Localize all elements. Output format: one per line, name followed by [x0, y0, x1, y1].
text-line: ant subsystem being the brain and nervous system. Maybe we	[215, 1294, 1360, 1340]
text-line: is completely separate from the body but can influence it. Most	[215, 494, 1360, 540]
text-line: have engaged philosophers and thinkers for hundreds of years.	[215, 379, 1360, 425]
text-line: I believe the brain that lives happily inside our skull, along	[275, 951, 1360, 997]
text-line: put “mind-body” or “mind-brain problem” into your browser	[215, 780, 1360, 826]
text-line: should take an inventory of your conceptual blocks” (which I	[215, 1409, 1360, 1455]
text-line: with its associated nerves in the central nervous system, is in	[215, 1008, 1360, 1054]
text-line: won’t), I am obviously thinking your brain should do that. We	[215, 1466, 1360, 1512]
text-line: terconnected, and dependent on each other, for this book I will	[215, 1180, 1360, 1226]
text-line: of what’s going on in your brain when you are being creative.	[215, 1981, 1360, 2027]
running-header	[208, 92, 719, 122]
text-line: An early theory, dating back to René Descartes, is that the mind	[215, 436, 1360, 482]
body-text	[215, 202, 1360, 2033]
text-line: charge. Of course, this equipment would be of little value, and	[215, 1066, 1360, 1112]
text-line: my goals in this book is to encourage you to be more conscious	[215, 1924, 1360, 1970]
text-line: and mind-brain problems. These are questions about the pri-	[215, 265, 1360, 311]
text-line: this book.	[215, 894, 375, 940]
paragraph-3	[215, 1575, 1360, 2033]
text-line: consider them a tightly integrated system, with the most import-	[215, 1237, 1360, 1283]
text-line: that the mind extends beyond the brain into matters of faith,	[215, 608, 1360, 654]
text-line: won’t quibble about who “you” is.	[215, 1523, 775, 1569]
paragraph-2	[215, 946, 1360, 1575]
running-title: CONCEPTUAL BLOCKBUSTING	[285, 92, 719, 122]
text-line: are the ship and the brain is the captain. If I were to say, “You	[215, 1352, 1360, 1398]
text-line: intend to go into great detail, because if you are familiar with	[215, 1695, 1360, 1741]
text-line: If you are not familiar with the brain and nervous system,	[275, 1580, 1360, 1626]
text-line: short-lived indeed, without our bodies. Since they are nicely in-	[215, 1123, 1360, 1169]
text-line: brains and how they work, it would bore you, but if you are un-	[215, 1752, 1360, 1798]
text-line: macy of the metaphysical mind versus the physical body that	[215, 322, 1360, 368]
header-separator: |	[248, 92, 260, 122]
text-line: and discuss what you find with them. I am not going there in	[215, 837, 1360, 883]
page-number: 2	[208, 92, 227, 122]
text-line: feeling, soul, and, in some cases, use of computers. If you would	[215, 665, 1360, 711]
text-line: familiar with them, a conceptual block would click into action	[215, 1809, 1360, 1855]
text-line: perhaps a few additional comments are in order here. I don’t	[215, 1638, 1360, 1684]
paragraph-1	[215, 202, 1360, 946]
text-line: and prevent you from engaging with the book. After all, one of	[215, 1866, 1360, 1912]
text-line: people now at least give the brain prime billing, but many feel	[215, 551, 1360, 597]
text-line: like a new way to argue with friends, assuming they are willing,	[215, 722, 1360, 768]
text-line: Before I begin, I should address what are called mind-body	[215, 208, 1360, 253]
○ ○ ○ ○ ○
→ WORK TO DO
Copy the listing above word for word, keeping every line as it appears.

→ SOLVED PROBLEM
Localize all elements. Output format: one per line, name followed by [x0, y0, x1, y1].
text-line: ant subsystem being the brain and nervous system. Maybe we	[215, 1294, 1360, 1340]
text-line: is completely separate from the body but can influence it. Most	[215, 494, 1360, 540]
text-line: have engaged philosophers and thinkers for hundreds of years.	[215, 379, 1360, 425]
text-line: I believe the brain that lives happily inside our skull, along	[275, 951, 1360, 997]
text-line: put “mind-body” or “mind-brain problem” into your browser	[215, 780, 1360, 826]
text-line: should take an inventory of your conceptual blocks” (which I	[215, 1409, 1360, 1455]
text-line: with its associated nerves in the central nervous system, is in	[215, 1008, 1360, 1054]
text-line: won’t), I am obviously thinking your brain should do that. We	[215, 1466, 1360, 1512]
text-line: terconnected, and dependent on each other, for this book I will	[215, 1180, 1360, 1226]
text-line: of what’s going on in your brain when you are being creative.	[215, 1981, 1360, 2027]
running-header	[208, 92, 719, 122]
text-line: An early theory, dating back to René Descartes, is that the mind	[215, 436, 1360, 482]
body-text	[215, 202, 1360, 2033]
text-line: charge. Of course, this equipment would be of little value, and	[215, 1066, 1360, 1112]
text-line: my goals in this book is to encourage you to be more conscious	[215, 1924, 1360, 1970]
text-line: and mind-brain problems. These are questions about the pri-	[215, 265, 1360, 311]
text-line: this book.	[215, 894, 375, 940]
paragraph-3	[215, 1575, 1360, 2033]
text-line: consider them a tightly integrated system, with the most import-	[215, 1237, 1360, 1283]
text-line: that the mind extends beyond the brain into matters of faith,	[215, 608, 1360, 654]
text-line: won’t quibble about who “you” is.	[215, 1523, 775, 1569]
paragraph-2	[215, 946, 1360, 1575]
running-title: CONCEPTUAL BLOCKBUSTING	[285, 92, 719, 122]
text-line: are the ship and the brain is the captain. If I were to say, “You	[215, 1352, 1360, 1398]
text-line: intend to go into great detail, because if you are familiar with	[215, 1695, 1360, 1741]
text-line: If you are not familiar with the brain and nervous system,	[275, 1580, 1360, 1626]
text-line: short-lived indeed, without our bodies. Since they are nicely in-	[215, 1123, 1360, 1169]
text-line: brains and how they work, it would bore you, but if you are un-	[215, 1752, 1360, 1798]
text-line: macy of the metaphysical mind versus the physical body that	[215, 322, 1360, 368]
header-separator: |	[248, 92, 260, 122]
text-line: and discuss what you find with them. I am not going there in	[215, 837, 1360, 883]
page-number: 2	[208, 92, 227, 122]
text-line: feeling, soul, and, in some cases, use of computers. If you would	[215, 665, 1360, 711]
text-line: familiar with them, a conceptual block would click into action	[215, 1809, 1360, 1855]
text-line: perhaps a few additional comments are in order here. I don’t	[215, 1638, 1360, 1684]
paragraph-1	[215, 202, 1360, 946]
text-line: and prevent you from engaging with the book. After all, one of	[215, 1866, 1360, 1912]
text-line: people now at least give the brain prime billing, but many feel	[215, 551, 1360, 597]
text-line: like a new way to argue with friends, assuming they are willing,	[215, 722, 1360, 768]
text-line: Before I begin, I should address what are called mind-body	[215, 208, 1360, 253]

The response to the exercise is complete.